**YOUR OBJECTIVE**
Look for the word "Thailand" in each line and report the count of matching lines, with nothing added.

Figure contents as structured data
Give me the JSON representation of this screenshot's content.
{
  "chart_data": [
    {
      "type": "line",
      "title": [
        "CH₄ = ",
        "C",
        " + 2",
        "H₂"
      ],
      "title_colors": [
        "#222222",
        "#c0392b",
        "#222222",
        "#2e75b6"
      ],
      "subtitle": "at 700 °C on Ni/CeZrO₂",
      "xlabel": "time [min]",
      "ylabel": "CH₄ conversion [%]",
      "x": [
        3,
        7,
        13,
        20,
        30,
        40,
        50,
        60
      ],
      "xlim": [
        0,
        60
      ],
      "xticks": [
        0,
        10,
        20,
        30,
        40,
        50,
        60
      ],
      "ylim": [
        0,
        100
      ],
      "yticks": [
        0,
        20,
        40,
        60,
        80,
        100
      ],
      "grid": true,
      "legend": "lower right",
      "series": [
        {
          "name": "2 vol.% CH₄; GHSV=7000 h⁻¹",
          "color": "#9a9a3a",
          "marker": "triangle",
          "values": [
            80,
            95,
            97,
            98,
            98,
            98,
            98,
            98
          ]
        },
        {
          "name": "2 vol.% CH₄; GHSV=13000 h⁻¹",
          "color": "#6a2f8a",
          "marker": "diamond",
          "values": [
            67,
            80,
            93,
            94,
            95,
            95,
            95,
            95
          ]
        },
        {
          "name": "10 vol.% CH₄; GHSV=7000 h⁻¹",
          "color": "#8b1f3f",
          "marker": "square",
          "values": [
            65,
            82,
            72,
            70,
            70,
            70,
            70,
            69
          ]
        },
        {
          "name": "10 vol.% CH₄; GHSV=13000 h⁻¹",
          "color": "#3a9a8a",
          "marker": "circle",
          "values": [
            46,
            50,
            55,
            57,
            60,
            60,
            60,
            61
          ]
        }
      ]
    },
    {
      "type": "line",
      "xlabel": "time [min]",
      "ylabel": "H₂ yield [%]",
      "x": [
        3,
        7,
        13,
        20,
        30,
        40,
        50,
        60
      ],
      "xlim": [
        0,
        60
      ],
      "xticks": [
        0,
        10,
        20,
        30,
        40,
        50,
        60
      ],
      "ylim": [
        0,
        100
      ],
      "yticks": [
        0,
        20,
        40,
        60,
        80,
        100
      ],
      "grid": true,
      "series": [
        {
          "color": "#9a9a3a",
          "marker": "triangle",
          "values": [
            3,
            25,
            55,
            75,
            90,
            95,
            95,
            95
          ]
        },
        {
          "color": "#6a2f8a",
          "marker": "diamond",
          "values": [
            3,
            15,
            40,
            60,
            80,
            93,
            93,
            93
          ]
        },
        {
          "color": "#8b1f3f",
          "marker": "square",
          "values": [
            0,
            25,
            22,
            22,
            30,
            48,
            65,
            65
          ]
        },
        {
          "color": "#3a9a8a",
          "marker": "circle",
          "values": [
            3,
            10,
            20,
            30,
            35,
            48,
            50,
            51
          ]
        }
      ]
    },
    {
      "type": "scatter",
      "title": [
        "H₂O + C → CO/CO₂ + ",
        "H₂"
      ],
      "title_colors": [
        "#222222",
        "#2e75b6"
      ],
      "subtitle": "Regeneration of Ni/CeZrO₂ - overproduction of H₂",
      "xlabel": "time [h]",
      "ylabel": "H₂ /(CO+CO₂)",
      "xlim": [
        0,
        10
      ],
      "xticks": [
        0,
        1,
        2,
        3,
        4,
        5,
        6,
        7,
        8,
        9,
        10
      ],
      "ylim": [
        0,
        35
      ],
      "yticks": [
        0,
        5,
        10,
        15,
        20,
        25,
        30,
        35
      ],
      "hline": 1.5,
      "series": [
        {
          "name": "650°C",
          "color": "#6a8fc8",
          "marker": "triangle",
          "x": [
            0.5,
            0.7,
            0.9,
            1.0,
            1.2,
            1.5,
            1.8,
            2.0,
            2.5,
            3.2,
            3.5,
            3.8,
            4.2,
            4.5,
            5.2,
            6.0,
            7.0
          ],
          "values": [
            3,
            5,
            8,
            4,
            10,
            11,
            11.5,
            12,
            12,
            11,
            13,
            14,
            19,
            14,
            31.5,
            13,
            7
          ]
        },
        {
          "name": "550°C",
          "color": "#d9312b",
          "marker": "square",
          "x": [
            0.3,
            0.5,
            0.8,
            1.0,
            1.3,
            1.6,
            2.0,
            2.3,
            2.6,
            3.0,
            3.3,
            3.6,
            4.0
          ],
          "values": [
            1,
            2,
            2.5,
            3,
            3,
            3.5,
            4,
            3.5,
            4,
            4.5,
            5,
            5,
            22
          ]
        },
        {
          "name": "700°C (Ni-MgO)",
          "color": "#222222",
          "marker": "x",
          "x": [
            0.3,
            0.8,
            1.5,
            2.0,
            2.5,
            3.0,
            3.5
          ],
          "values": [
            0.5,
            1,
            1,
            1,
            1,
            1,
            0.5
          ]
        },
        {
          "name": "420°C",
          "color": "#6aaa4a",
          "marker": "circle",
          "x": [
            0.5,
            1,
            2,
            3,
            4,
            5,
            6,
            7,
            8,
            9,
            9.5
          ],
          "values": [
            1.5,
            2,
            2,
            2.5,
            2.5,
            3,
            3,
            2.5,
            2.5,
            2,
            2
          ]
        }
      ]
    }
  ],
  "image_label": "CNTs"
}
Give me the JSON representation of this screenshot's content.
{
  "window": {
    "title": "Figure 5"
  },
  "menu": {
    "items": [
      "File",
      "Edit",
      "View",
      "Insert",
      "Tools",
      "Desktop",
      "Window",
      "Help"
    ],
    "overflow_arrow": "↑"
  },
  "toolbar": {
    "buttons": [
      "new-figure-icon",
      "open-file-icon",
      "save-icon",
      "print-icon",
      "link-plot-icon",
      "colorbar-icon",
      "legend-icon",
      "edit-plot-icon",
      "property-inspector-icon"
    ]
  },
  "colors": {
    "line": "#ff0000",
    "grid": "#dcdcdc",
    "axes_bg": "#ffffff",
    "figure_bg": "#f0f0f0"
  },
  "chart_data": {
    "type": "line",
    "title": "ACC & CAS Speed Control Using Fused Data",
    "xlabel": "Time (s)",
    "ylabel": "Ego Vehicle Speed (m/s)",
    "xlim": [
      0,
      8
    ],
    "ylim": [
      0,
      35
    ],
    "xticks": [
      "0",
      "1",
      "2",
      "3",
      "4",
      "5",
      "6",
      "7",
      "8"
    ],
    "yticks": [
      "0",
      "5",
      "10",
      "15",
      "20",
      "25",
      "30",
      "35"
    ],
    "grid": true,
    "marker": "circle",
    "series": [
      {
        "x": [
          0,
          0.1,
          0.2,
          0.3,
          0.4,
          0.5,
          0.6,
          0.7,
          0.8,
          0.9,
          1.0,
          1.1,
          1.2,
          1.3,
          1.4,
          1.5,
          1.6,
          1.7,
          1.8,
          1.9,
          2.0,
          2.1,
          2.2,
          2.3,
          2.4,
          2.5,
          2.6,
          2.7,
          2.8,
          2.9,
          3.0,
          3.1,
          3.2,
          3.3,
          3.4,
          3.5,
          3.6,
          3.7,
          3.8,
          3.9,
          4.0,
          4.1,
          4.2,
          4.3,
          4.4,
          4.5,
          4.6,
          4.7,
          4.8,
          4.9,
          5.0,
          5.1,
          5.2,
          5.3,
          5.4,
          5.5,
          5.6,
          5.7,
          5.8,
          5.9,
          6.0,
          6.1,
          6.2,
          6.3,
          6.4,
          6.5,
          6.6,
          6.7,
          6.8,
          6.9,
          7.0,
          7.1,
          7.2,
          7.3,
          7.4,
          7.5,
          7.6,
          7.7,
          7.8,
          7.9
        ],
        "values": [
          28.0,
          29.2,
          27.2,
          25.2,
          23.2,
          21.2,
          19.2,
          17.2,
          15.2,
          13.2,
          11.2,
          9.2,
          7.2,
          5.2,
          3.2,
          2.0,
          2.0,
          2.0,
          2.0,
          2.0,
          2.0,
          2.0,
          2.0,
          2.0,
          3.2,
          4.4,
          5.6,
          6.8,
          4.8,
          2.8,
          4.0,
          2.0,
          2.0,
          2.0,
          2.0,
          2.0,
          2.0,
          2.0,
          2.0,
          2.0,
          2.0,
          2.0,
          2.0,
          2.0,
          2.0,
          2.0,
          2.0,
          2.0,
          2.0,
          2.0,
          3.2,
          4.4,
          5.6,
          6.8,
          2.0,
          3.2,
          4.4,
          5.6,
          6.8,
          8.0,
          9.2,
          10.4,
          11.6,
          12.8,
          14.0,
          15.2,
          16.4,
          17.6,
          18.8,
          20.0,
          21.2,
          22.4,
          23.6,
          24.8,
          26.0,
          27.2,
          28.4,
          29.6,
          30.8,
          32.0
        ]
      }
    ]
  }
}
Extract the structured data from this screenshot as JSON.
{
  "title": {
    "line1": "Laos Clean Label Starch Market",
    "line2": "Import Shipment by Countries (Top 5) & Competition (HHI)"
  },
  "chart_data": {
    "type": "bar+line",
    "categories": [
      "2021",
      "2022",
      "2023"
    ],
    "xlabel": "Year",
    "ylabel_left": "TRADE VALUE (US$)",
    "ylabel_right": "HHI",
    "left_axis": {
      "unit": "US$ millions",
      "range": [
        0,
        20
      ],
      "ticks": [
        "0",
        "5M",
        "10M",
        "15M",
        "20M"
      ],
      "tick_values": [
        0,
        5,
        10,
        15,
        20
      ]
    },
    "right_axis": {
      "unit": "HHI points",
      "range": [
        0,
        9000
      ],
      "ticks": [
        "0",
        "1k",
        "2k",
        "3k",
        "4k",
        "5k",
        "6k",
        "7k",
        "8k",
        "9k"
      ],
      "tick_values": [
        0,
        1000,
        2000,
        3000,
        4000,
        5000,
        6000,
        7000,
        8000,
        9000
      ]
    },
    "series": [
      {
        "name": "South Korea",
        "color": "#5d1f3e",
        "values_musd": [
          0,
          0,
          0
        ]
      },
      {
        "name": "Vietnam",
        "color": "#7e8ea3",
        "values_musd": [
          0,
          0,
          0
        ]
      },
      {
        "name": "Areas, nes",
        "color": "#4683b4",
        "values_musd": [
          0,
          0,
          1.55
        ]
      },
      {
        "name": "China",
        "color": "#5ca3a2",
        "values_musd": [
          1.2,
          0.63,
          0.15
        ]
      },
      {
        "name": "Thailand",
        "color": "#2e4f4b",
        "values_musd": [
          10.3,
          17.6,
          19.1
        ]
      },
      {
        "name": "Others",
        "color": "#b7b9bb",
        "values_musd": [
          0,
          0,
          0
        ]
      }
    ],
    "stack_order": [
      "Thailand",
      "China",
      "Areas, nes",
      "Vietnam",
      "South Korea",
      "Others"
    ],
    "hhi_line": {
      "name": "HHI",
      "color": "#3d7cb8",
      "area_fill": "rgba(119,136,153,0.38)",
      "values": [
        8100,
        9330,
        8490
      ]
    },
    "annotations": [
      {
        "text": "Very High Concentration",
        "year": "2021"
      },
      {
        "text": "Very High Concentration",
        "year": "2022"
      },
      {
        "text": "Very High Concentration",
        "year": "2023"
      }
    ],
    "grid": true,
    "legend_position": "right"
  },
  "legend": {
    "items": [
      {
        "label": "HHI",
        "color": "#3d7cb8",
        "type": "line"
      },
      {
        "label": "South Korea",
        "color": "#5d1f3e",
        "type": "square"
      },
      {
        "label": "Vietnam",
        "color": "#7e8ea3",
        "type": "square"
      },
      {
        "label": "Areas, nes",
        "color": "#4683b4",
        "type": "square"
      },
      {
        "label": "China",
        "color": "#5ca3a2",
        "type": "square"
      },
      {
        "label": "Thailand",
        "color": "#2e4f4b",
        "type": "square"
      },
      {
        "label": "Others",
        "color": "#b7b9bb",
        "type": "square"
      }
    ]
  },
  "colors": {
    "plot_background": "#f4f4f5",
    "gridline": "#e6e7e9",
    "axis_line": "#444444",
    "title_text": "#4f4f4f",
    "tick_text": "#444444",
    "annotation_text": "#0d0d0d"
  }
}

**WRITTEN SOLUTION**
3